Extrait choisi:
+---+

Benoit Sibaud, président de l'April, qualifie la loi Hadopi d'"offensive juridico-politique". Cette offensive a raté sa cible, nous l'avons vu. Mais elle a laissé des traces, notamment d'un point de vue institutionnel. La démocratie comme la République ont été malmenées par une loi destinée à protéger l'intérêt de quelques uns.


Tout devient possible

Ce qui pouvait apparaître comme invraisemblable compte tenu de l'existence d'institutions républicaines est devenu possible. Martine Billard (PG) énumère les différents abus et les irrégularités, de la DADVSI à Hadopi 2 : " On aura pour ainsi dire tout vu : des lobbies faisant des démonstrations commerciales aux abords de l'Hémicycle sur invitation du ministre (DADVSI), un site privé "J'aime les artistes" promu par le ministère et pratiquant du marketing intrusif sur les boîtes de courriers électroniques personnelles des députés (Hadopi), des amendements et articles votés en séance à l'Assemblée contre l'avis du Gouvernement réexaminés trois mois après (DADVSI), des amendements adoptés contrairement à l'avis du Gouvernement disparaissant lors de la commission mixte paritaire (Hadopi-1, première lecture), un texte de loi rejeté entièrement le 9 avril 2009 après le passage en commission mixte paritaire réinscrit à l'ordre du jour deux semaines après (Hadopi 1, deuxième lecture), et, enfin, une censure constitutionnelle le 10 juin 2009 contournée par un nouveau projet de loi déposé le mois suivant (Hadopi 2)". L'énumération de la députée montre bien l'ampleur des dégâts. Philippe-Charles Nestel (membre de l'April et de l'AXUL) nous rappèle également que le 30 octobre 2008, 200 amendements ont été examinés en une seule journée au Sénat. L'Assemblée Nationale a fait beaucoup mieux, avec 800 amendements en 15 minutes...

+---+

Listing enregistré:
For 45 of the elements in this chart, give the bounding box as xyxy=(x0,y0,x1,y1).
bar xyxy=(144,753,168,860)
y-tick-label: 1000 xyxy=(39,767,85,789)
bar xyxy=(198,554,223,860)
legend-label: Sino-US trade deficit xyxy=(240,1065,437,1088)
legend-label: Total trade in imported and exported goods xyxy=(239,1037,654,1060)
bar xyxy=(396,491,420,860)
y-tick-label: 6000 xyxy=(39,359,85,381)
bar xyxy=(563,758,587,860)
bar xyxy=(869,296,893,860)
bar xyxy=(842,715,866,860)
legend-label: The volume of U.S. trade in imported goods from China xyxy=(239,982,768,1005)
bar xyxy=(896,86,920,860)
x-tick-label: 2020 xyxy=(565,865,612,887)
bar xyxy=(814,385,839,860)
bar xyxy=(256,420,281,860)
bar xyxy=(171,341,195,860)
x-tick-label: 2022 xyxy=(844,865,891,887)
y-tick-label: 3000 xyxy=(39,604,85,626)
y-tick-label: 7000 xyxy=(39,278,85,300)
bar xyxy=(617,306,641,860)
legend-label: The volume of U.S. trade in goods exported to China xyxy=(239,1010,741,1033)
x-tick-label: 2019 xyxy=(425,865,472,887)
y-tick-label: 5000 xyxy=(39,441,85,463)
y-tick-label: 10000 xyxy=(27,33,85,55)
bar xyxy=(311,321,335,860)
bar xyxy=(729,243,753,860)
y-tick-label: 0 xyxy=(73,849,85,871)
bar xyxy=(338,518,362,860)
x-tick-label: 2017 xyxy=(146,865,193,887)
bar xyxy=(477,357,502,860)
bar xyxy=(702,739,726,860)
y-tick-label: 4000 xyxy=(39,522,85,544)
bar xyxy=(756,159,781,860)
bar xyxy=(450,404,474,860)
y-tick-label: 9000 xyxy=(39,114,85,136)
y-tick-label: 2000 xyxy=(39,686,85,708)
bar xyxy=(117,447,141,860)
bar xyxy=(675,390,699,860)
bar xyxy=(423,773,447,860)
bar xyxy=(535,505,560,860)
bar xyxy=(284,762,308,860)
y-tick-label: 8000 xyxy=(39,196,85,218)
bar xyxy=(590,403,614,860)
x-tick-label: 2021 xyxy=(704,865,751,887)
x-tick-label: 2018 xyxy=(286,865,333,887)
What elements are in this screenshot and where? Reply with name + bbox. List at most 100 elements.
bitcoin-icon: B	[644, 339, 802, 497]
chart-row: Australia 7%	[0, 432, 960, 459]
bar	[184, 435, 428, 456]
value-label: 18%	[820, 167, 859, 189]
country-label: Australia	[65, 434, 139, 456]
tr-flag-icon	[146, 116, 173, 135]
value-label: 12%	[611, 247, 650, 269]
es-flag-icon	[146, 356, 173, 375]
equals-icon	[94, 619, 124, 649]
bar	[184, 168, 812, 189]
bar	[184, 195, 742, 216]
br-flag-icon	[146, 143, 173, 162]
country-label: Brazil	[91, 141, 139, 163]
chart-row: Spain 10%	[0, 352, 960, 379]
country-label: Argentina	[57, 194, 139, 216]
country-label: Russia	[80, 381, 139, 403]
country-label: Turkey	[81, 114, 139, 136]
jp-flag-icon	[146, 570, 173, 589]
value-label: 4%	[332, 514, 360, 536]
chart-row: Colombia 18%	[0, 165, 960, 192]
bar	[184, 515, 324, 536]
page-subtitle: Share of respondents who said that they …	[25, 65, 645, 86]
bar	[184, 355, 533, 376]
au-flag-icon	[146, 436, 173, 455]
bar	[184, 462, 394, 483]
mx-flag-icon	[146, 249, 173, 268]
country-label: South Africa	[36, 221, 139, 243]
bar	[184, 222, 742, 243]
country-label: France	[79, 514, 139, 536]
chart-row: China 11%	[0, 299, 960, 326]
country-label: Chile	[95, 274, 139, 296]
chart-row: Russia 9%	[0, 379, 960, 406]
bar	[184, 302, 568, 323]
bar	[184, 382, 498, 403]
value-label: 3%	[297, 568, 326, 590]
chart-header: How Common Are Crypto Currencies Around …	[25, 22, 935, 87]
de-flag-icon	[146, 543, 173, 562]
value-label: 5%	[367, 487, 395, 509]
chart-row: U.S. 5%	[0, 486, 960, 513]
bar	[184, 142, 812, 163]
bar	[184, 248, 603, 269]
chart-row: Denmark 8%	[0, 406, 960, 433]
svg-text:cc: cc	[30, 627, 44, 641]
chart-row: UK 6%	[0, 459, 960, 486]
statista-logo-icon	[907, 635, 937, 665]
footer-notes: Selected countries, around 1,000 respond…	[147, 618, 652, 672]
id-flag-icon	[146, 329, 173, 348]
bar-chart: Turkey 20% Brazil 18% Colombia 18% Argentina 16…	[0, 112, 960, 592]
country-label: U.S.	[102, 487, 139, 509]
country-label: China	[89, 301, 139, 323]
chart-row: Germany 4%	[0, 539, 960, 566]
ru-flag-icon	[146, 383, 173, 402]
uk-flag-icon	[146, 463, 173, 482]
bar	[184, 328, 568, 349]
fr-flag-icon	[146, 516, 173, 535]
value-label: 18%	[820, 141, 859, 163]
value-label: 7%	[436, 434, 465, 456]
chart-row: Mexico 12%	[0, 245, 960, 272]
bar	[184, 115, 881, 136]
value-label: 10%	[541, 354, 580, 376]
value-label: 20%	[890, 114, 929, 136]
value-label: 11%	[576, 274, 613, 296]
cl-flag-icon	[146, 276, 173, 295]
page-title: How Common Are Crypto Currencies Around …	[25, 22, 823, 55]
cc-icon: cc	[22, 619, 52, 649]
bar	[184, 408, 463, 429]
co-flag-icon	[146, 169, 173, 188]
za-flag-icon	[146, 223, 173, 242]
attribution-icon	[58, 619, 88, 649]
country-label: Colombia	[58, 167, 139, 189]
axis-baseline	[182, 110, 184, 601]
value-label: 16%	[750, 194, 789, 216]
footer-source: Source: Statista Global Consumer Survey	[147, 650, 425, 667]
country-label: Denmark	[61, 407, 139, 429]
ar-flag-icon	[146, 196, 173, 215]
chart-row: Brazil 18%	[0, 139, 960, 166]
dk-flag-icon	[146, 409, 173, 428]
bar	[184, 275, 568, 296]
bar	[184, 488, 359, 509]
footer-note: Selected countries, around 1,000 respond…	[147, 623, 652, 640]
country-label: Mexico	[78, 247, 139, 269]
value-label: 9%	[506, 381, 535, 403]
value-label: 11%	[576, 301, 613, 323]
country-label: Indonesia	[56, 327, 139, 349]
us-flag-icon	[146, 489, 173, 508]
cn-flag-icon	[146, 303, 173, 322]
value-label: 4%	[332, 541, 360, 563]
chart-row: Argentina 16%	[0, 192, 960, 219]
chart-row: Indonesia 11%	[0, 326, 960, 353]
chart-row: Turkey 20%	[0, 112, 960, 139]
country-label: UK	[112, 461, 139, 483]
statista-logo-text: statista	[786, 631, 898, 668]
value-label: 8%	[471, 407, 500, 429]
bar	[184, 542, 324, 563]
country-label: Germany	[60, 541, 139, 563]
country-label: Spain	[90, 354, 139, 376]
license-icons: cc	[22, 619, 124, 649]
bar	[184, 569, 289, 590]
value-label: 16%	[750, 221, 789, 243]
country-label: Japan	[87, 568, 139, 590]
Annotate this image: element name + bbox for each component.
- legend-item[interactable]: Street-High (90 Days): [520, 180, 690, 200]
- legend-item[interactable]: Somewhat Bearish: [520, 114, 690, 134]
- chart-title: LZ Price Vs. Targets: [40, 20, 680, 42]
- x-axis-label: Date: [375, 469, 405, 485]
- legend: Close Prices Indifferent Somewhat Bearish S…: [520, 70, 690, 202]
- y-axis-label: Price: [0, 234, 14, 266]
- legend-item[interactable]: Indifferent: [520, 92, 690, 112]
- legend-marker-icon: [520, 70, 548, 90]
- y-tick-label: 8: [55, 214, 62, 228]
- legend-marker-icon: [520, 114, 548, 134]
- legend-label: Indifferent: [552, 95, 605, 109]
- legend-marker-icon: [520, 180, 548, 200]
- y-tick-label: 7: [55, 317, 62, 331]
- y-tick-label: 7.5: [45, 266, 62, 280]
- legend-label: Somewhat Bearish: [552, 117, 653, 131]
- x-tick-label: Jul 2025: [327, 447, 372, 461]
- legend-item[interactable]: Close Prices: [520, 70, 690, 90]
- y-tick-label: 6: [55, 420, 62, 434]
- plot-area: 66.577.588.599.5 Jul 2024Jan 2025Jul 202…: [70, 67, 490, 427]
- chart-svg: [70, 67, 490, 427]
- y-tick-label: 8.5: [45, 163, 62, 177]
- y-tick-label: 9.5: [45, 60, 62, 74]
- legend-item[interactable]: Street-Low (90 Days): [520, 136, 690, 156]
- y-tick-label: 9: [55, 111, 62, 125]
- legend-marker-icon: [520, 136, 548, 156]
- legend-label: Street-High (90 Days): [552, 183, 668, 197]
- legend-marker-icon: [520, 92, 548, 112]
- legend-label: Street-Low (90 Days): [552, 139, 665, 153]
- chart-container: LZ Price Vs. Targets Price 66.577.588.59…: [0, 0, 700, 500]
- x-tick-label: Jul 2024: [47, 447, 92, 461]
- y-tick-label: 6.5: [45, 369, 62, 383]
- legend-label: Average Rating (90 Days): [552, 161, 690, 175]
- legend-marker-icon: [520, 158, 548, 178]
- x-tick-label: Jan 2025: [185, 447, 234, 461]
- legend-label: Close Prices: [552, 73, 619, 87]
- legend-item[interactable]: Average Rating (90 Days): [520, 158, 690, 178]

+---+

Consignes de travail:
1. Recopiez tel quel le passage de l'extrait sur la loi Hadopi qui s'ouvre sur les mots contenant "Benoit Sibaud, président" et se clôt sur "de quelques uns.".
2. Répondez brièvement à partir de l'extrait sur la loi Hadopi :
(a) Qui préside l'April ?
(b) Combien d'amendements le Sénat a-t-il examinés le 30 octobre 2008 ?
(c) À quelle date la censure constitutionnelle mentionnée a-t-elle eu lieu ?
3. Dans l'extrait sur la loi Hadopi, réécrivez sous forme de liste le paragraphe qui commence par « Ce qui pouvait apparaître », en conservant ses faits principaux.

Réponses finales:
1.
Benoit Sibaud, président de l'April, qualifie la loi Hadopi d'"offensive juridico-politique". Cette offensive a raté sa cible, nous l'avons vu. Mais elle a laissé des traces, notamment d'un point de vue institutionnel. La démocratie comme la République ont été malmenées par une loi destinée à protéger l'intérêt de quelques uns.

2.
(a) Benoit Sibaud.
(b) 200 amendements, en une seule journée.
(c) Le 10 juin 2009.

3.
- Malgré l'existence d'institutions républicaines, ce qui semblait invraisemblable est devenu possible.
- Martine Billard (PG) énumère les abus et irrégularités, de la DADVSI à Hadopi 2 :
  - des lobbies ont fait des démonstrations commerciales aux abords de l'Hémicycle, sur invitation du ministre (DADVSI) ;
  - le ministère a promu un site privé, « J'aime les artistes », qui pratiquait du marketing intrusif sur les boîtes électroniques personnelles des députés (Hadopi) ;
  - des amendements et articles votés contre l'avis du Gouvernement ont été réexaminés trois mois après (DADVSI) ;
  - des amendements adoptés contre l'avis du Gouvernement ont disparu en commission mixte paritaire (Hadopi 1, première lecture) ;
  - un texte rejeté le 9 avril 2009 a été réinscrit à l'ordre du jour deux semaines après (Hadopi 1, deuxième lecture) ;
  - la censure constitutionnelle du 10 juin 2009 a été contournée par un nouveau projet de loi déposé le mois suivant (Hadopi 2).
- Selon Philippe-Charles Nestel (April, AXUL), le Sénat a examiné 200 amendements en une seule journée le 30 octobre 2008.
- L'Assemblée Nationale en a examiné 800 en 15 minutes.